— start of THE DATA —

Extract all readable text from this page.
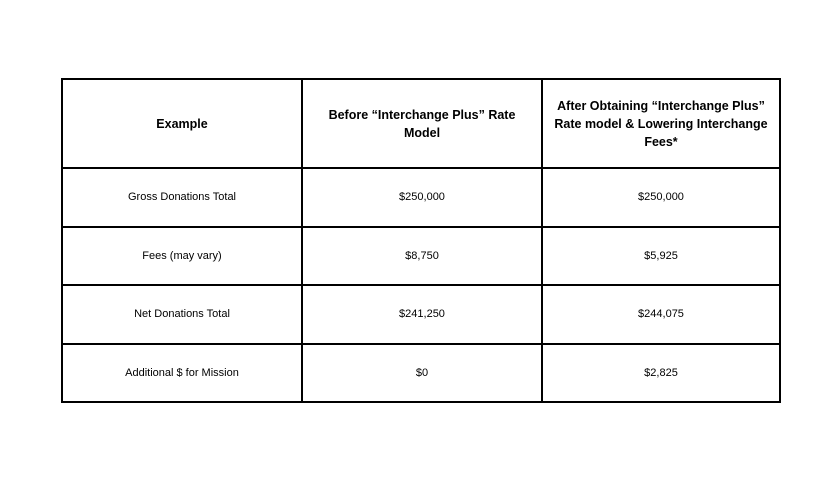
Example	Before “Interchange Plus” Rate Model	After Obtaining “Interchange Plus” Rate model & Lowering Interchange Fees*
Gross Donations Total	$250,000	$250,000
Fees (may vary)	$8,750	$5,925
Net Donations Total	$241,250	$244,075
Additional $ for Mission	$0	$2,825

— end of THE DATA —

- EXERCISE DETAILS: Make an exact reproduction of the listing above, without any pictures.

- EXERCISE ANSWER:
Extract all readable text from this page.
Example	Before “Interchange Plus” Rate Model	After Obtaining “Interchange Plus” Rate model & Lowering Interchange Fees*
Gross Donations Total	$250,000	$250,000
Fees (may vary)	$8,750	$5,925
Net Donations Total	$241,250	$244,075
Additional $ for Mission	$0	$2,825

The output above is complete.